▶ [Prompt]:
Output each entry verbatim and exclude every picture from it.

▶ [Dataset items]:
_ _ _ _ _
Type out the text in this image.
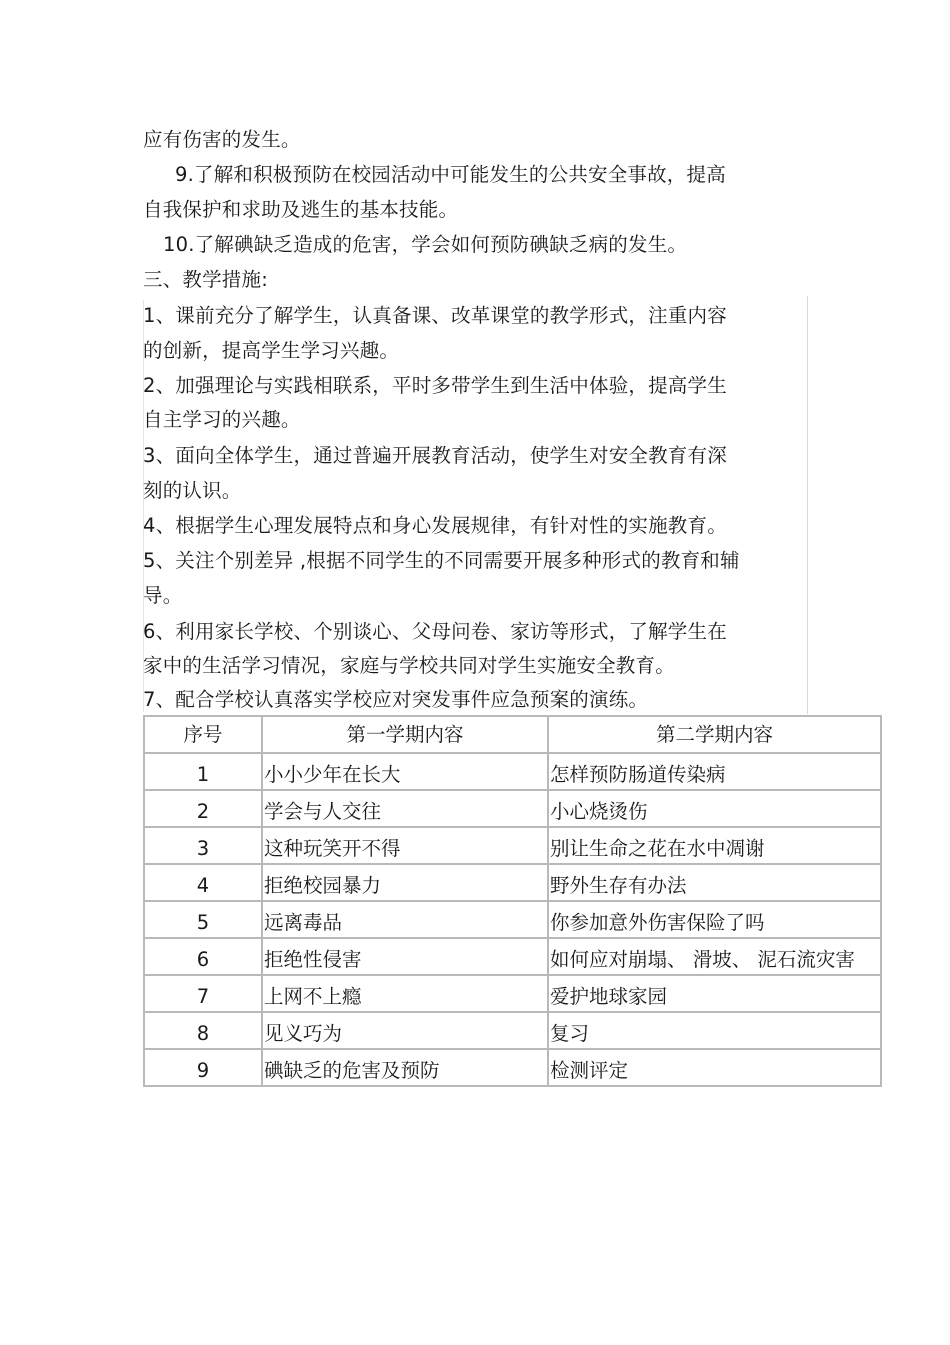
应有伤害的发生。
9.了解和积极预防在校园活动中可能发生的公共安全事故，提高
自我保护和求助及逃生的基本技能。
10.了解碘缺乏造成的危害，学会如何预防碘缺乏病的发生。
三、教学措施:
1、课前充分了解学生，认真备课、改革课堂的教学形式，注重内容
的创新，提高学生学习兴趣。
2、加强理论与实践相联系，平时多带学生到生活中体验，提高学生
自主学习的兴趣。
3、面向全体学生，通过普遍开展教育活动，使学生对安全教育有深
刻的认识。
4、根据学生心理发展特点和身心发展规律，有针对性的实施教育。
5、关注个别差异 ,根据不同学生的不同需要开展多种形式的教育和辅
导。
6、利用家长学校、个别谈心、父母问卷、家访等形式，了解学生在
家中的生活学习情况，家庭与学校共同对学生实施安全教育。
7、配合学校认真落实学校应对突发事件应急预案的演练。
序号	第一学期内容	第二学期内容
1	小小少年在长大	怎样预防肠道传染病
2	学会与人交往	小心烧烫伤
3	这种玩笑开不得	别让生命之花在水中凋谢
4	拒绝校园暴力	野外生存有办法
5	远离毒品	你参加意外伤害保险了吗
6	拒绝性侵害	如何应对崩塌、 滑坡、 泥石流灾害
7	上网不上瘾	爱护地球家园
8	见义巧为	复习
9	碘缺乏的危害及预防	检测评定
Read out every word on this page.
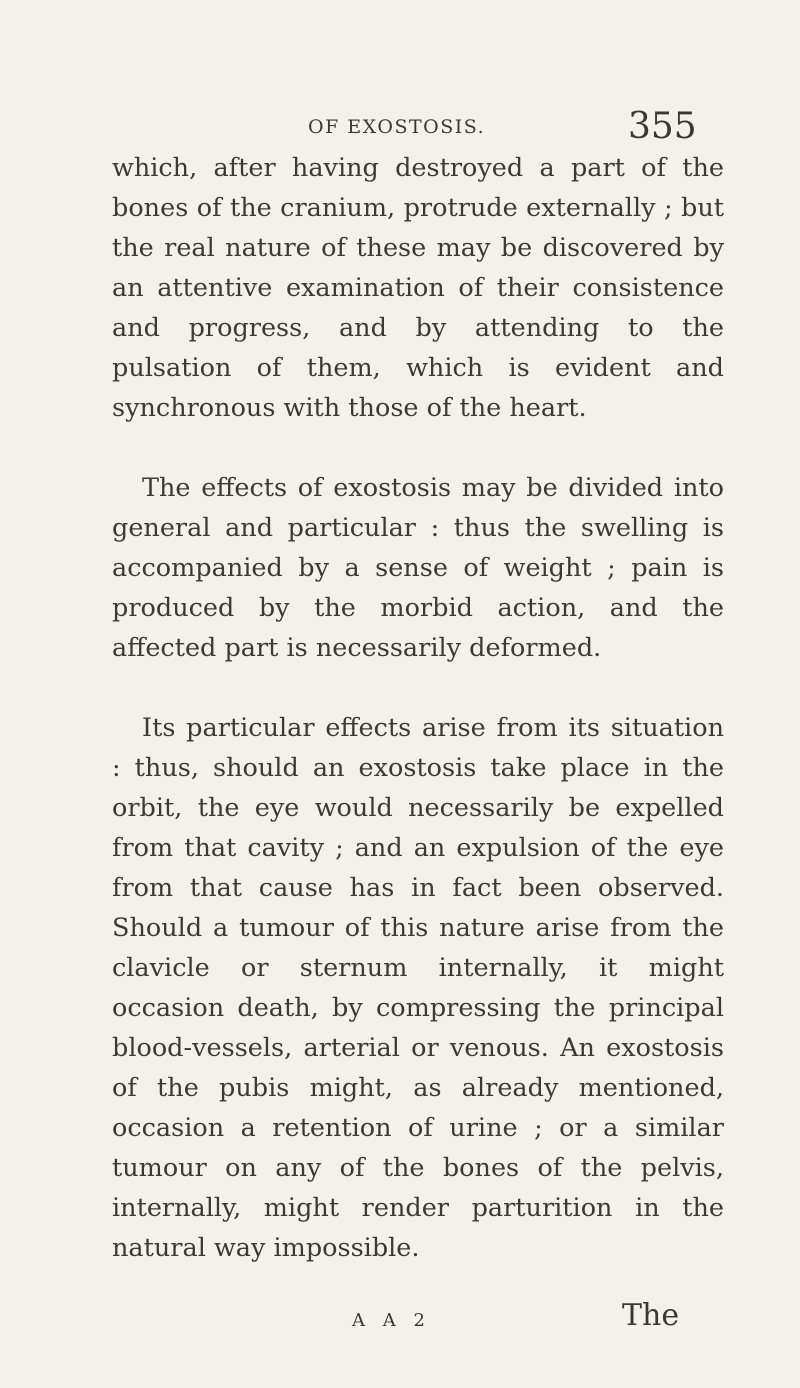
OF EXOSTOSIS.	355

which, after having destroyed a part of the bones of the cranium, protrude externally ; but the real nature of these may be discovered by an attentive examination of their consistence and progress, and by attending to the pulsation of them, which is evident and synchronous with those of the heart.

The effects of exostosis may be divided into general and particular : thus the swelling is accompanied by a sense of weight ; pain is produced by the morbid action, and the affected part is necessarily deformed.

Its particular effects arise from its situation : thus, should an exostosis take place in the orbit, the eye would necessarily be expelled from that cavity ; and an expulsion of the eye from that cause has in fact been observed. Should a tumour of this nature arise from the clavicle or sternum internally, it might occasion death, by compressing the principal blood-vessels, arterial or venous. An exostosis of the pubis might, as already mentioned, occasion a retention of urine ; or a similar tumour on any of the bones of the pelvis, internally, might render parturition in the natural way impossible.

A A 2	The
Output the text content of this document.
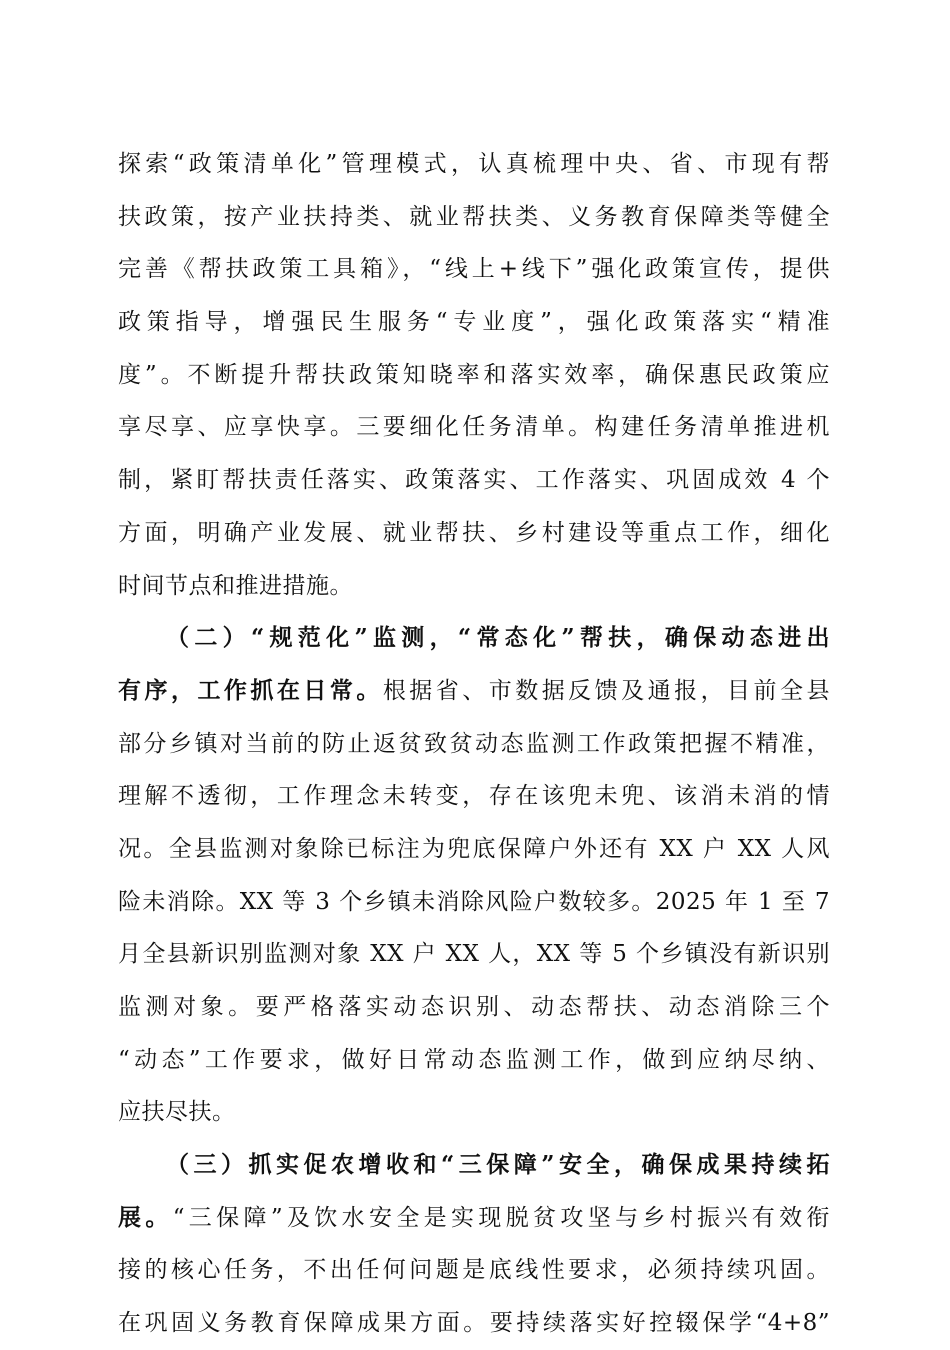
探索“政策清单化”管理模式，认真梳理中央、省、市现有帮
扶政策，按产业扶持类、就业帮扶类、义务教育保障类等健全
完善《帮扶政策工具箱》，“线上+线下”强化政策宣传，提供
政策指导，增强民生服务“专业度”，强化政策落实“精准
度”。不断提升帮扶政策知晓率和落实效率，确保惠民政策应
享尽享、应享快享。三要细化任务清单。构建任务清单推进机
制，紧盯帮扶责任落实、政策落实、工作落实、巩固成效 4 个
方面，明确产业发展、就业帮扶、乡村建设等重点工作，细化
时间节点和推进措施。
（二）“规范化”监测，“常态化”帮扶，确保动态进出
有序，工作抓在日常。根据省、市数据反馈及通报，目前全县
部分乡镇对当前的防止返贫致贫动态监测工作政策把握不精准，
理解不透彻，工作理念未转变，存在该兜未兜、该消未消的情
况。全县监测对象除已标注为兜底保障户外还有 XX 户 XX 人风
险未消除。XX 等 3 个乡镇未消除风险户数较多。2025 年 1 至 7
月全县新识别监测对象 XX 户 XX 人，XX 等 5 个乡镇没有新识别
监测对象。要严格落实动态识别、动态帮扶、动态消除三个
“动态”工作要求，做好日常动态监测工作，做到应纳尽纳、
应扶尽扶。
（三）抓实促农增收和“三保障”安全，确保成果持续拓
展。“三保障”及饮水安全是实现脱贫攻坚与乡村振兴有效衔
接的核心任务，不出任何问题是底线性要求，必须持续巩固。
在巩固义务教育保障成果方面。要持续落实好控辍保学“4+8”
_ _ _ _ _
▶ [Complete answer]:
Type out the text in this image.
应有伤害的发生。
9.了解和积极预防在校园活动中可能发生的公共安全事故，提高
自我保护和求助及逃生的基本技能。
10.了解碘缺乏造成的危害，学会如何预防碘缺乏病的发生。
三、教学措施:
1、课前充分了解学生，认真备课、改革课堂的教学形式，注重内容
的创新，提高学生学习兴趣。
2、加强理论与实践相联系，平时多带学生到生活中体验，提高学生
自主学习的兴趣。
3、面向全体学生，通过普遍开展教育活动，使学生对安全教育有深
刻的认识。
4、根据学生心理发展特点和身心发展规律，有针对性的实施教育。
5、关注个别差异 ,根据不同学生的不同需要开展多种形式的教育和辅
导。
6、利用家长学校、个别谈心、父母问卷、家访等形式，了解学生在
家中的生活学习情况，家庭与学校共同对学生实施安全教育。
7、配合学校认真落实学校应对突发事件应急预案的演练。
序号	第一学期内容	第二学期内容
1	小小少年在长大	怎样预防肠道传染病
2	学会与人交往	小心烧烫伤
3	这种玩笑开不得	别让生命之花在水中凋谢
4	拒绝校园暴力	野外生存有办法
5	远离毒品	你参加意外伤害保险了吗
6	拒绝性侵害	如何应对崩塌、 滑坡、 泥石流灾害
7	上网不上瘾	爱护地球家园
8	见义巧为	复习
9	碘缺乏的危害及预防	检测评定
Read out every word on this page.
OF EXOSTOSIS.	355

which, after having destroyed a part of the bones of the cranium, protrude externally ; but the real nature of these may be discovered by an attentive examination of their consistence and progress, and by attending to the pulsation of them, which is evident and synchronous with those of the heart.

The effects of exostosis may be divided into general and particular : thus the swelling is accompanied by a sense of weight ; pain is produced by the morbid action, and the affected part is necessarily deformed.

Its particular effects arise from its situation : thus, should an exostosis take place in the orbit, the eye would necessarily be expelled from that cavity ; and an expulsion of the eye from that cause has in fact been observed. Should a tumour of this nature arise from the clavicle or sternum internally, it might occasion death, by compressing the principal blood-vessels, arterial or venous. An exostosis of the pubis might, as already mentioned, occasion a retention of urine ; or a similar tumour on any of the bones of the pelvis, internally, might render parturition in the natural way impossible.

A A 2	The
Output the text content of this document.
探索“政策清单化”管理模式，认真梳理中央、省、市现有帮
扶政策，按产业扶持类、就业帮扶类、义务教育保障类等健全
完善《帮扶政策工具箱》，“线上+线下”强化政策宣传，提供
政策指导，增强民生服务“专业度”，强化政策落实“精准
度”。不断提升帮扶政策知晓率和落实效率，确保惠民政策应
享尽享、应享快享。三要细化任务清单。构建任务清单推进机
制，紧盯帮扶责任落实、政策落实、工作落实、巩固成效 4 个
方面，明确产业发展、就业帮扶、乡村建设等重点工作，细化
时间节点和推进措施。
（二）“规范化”监测，“常态化”帮扶，确保动态进出
有序，工作抓在日常。根据省、市数据反馈及通报，目前全县
部分乡镇对当前的防止返贫致贫动态监测工作政策把握不精准，
理解不透彻，工作理念未转变，存在该兜未兜、该消未消的情
况。全县监测对象除已标注为兜底保障户外还有 XX 户 XX 人风
险未消除。XX 等 3 个乡镇未消除风险户数较多。2025 年 1 至 7
月全县新识别监测对象 XX 户 XX 人，XX 等 5 个乡镇没有新识别
监测对象。要严格落实动态识别、动态帮扶、动态消除三个
“动态”工作要求，做好日常动态监测工作，做到应纳尽纳、
应扶尽扶。
（三）抓实促农增收和“三保障”安全，确保成果持续拓
展。“三保障”及饮水安全是实现脱贫攻坚与乡村振兴有效衔
接的核心任务，不出任何问题是底线性要求，必须持续巩固。
在巩固义务教育保障成果方面。要持续落实好控辍保学“4+8”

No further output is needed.